▶ EXERCISE
Report each line of the data that includes the word "Parc".

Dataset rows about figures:
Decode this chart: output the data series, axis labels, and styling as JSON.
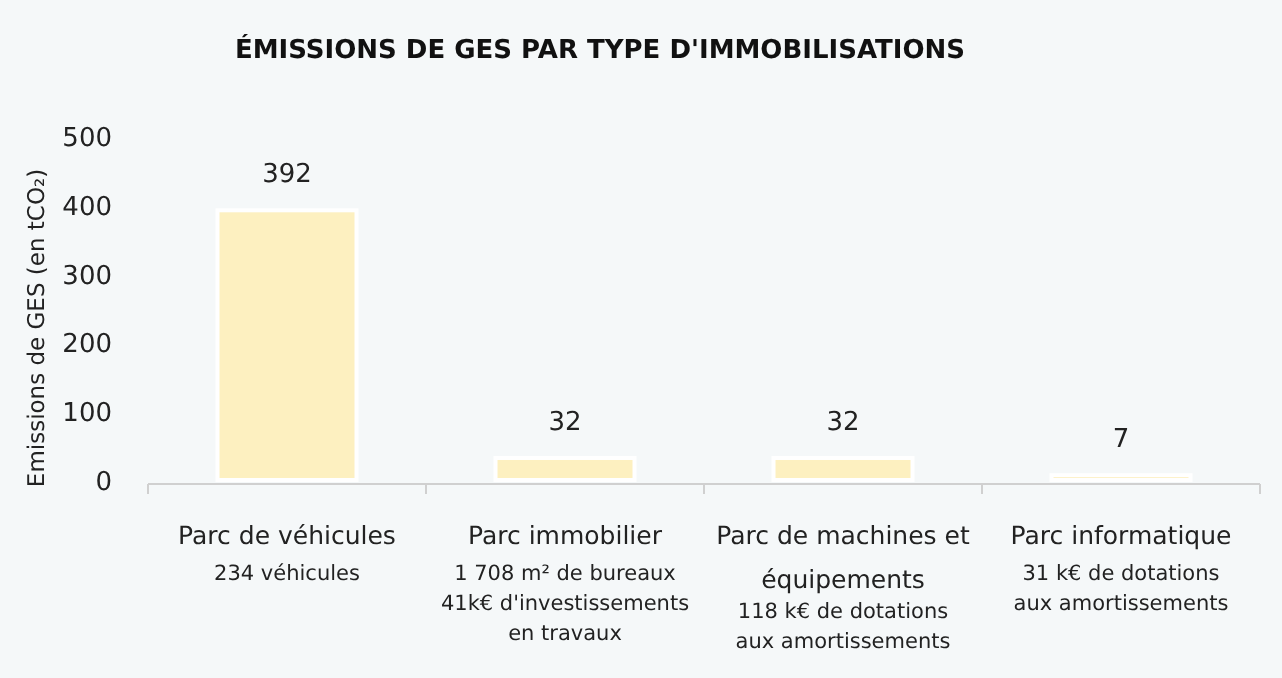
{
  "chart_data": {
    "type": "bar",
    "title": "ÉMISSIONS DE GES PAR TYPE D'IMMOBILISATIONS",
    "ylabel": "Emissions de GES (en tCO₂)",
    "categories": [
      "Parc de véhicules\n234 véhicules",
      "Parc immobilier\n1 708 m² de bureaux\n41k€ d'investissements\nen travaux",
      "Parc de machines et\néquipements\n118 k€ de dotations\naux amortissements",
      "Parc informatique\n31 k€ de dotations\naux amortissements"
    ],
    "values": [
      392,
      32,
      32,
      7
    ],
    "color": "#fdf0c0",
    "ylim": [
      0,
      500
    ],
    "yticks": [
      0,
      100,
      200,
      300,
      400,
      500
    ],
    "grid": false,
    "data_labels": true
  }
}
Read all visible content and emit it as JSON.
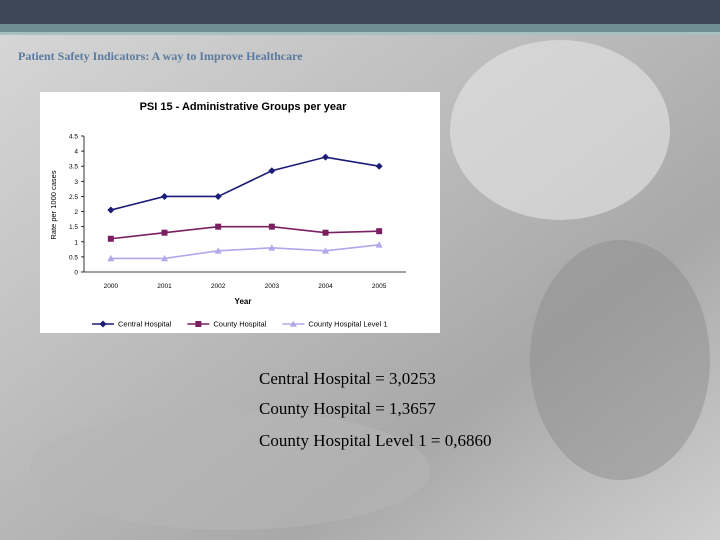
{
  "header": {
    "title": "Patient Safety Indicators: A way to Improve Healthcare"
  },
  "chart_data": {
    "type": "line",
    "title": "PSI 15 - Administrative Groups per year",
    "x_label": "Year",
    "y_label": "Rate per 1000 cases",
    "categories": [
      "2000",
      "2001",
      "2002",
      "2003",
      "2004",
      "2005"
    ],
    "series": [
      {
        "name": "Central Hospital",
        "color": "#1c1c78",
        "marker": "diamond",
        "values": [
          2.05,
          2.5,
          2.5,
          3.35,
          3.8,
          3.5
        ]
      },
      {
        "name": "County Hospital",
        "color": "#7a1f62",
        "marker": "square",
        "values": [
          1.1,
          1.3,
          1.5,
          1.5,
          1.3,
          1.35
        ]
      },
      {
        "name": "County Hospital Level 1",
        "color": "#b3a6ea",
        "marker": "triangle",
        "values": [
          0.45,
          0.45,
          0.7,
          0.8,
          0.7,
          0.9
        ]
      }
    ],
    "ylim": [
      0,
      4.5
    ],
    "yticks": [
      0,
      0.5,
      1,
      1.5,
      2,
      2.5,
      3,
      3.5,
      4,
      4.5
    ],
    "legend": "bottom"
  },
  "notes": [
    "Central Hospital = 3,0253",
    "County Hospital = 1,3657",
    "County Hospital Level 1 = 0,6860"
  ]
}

▶ EXERCISE OUTPUT
      "Parc de véhicules\n234 véhicules",
      "Parc immobilier\n1 708 m² de bureaux\n41k€ d'investissements\nen travaux",
      "Parc de machines et\néquipements\n118 k€ de dotations\naux amortissements",
      "Parc informatique\n31 k€ de dotations\naux amortissements"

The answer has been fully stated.